Your answer should be one number: how many lines of the data include the string "text"?

Information provided:
■ ■ ■

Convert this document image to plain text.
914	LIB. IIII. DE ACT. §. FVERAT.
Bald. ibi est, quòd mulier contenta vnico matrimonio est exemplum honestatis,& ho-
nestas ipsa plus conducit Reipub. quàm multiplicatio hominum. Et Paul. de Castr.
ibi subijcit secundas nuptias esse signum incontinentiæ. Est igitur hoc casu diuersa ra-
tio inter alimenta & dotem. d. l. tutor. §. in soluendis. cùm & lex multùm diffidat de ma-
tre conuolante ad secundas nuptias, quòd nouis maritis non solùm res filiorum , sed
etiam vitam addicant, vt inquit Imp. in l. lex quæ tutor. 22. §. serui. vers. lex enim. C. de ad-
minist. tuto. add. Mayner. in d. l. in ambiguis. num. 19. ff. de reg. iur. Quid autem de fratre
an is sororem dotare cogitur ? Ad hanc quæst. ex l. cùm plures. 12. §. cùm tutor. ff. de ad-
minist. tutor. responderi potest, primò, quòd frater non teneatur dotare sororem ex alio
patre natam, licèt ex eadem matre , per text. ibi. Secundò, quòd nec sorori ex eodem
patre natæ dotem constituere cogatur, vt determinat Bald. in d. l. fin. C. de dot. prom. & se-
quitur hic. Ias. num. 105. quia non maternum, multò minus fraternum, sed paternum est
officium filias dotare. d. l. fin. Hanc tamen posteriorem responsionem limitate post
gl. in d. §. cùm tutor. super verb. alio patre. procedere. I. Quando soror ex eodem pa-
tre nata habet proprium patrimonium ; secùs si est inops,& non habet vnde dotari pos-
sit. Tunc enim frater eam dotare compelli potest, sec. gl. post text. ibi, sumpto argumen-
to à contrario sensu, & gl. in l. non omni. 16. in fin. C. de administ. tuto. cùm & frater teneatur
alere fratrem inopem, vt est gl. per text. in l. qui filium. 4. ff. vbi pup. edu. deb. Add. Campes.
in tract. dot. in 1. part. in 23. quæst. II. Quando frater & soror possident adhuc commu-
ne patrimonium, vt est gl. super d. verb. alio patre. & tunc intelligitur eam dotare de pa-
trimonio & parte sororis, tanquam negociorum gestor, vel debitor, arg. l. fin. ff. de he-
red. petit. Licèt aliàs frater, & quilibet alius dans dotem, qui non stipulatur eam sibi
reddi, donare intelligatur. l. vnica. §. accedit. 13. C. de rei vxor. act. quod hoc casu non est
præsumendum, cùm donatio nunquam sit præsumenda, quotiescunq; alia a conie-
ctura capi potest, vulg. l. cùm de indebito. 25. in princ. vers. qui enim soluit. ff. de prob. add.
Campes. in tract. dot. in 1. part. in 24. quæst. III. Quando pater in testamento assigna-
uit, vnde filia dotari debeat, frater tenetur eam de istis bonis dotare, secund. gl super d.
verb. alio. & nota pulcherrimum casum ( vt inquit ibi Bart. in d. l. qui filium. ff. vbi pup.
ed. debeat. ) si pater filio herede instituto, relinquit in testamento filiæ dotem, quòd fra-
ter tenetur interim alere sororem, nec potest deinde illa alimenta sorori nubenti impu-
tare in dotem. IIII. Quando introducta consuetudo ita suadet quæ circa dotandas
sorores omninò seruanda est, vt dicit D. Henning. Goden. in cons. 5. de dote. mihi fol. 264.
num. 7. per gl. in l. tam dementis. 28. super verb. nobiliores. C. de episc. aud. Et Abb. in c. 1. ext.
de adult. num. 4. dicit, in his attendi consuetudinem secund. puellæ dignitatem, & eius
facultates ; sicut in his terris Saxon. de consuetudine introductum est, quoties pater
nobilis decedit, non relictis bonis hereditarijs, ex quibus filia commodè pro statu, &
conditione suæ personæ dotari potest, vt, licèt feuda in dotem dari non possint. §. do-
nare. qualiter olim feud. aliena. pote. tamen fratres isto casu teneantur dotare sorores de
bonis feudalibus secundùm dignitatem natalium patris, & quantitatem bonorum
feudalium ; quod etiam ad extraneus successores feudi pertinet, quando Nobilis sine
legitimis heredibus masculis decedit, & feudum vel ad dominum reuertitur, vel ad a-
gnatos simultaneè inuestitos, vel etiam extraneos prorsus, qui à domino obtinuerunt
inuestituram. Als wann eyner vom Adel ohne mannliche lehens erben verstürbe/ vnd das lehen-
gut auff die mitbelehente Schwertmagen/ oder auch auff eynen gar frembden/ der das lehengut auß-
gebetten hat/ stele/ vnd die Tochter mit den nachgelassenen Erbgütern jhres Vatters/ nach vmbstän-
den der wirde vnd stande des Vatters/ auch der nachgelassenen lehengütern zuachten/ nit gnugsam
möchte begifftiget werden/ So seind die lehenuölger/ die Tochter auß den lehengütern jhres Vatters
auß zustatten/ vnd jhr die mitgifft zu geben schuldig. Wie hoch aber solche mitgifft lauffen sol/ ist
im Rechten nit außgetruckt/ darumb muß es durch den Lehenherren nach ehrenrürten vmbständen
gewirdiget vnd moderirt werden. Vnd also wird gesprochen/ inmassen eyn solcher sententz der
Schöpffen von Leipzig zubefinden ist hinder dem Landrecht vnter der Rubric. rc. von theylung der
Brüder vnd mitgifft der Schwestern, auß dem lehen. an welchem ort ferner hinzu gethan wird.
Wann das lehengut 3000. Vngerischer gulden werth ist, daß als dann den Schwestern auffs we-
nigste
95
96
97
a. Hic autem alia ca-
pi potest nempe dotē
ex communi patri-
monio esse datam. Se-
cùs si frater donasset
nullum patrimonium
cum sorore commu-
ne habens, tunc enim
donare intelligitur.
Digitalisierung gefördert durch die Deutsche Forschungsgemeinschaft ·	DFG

■ ■ ■

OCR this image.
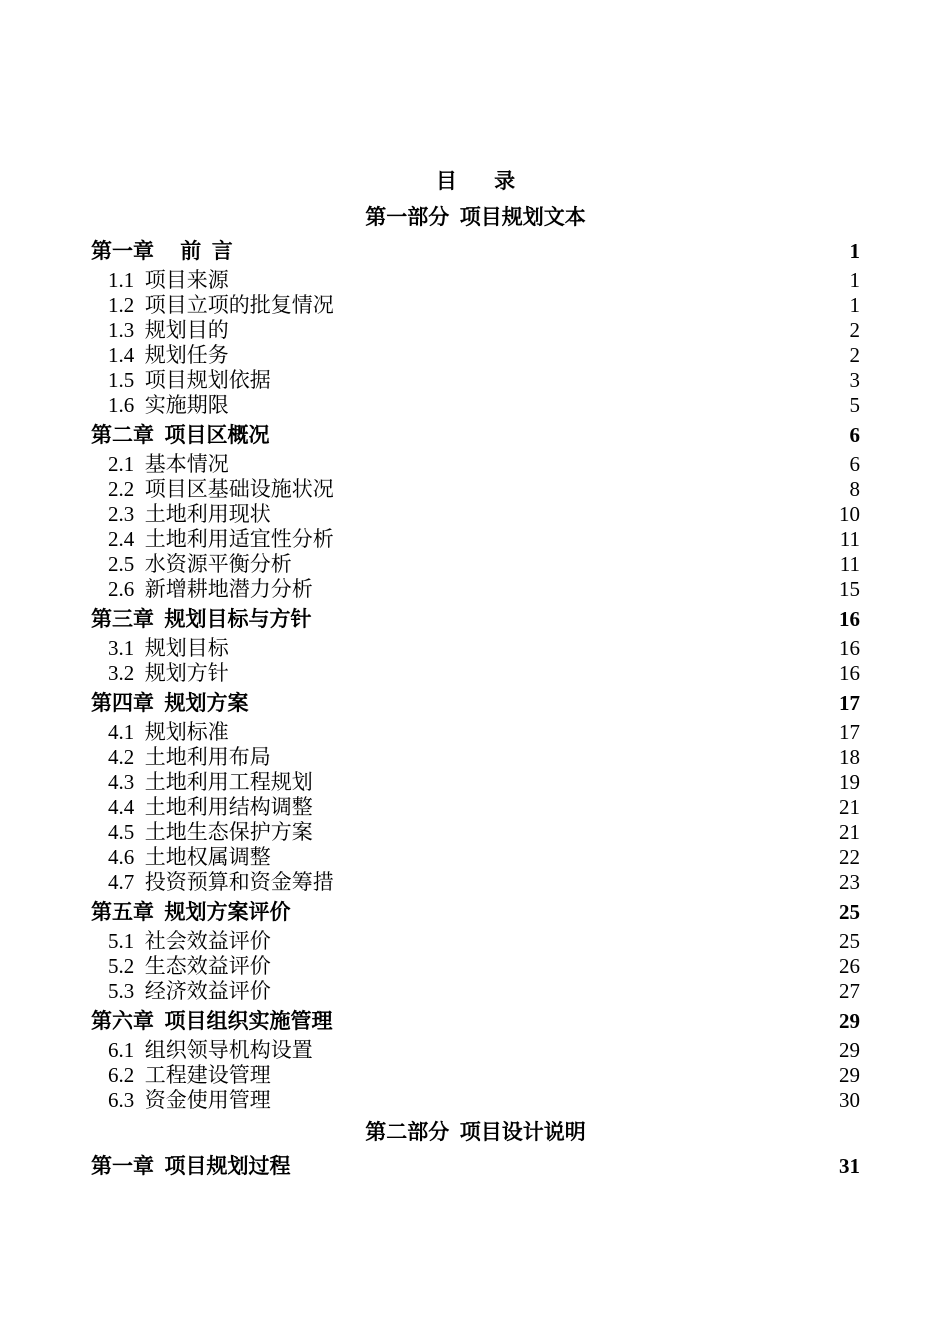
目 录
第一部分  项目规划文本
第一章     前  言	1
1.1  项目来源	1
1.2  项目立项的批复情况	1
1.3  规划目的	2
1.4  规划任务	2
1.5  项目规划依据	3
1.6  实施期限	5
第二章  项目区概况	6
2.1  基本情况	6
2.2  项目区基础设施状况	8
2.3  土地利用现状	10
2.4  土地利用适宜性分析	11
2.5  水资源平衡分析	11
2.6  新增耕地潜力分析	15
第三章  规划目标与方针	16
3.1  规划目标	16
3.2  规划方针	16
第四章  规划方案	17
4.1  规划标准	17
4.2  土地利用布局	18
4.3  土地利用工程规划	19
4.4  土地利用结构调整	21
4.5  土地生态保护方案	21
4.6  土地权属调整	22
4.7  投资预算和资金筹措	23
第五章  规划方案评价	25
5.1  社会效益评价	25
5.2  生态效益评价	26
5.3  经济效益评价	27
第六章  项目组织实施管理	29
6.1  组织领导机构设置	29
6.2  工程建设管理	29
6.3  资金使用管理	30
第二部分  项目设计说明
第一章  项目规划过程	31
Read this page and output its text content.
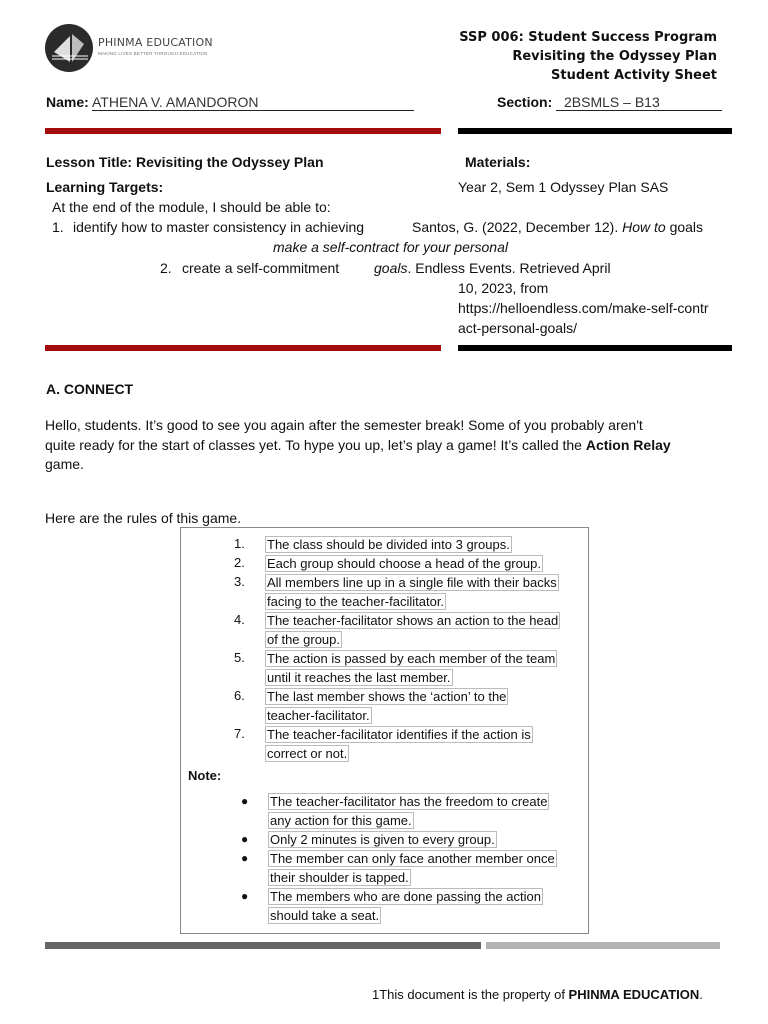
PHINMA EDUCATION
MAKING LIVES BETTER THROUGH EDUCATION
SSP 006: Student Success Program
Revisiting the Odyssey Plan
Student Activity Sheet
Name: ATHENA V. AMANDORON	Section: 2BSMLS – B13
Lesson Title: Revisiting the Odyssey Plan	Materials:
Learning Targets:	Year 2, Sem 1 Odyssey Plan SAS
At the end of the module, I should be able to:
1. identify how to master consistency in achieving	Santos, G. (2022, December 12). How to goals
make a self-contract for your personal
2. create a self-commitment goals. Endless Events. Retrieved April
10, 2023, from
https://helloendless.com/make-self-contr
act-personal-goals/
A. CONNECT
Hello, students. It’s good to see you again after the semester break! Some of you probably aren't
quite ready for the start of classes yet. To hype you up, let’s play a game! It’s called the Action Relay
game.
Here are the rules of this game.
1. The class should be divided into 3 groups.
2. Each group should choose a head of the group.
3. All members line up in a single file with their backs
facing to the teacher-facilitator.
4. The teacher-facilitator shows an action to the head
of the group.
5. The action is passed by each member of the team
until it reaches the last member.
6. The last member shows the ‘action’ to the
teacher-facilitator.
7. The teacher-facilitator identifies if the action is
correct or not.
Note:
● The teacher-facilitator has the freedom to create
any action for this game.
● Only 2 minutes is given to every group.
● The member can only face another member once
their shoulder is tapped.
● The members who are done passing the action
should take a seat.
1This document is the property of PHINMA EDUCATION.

■ ■ ■

Final answer: 5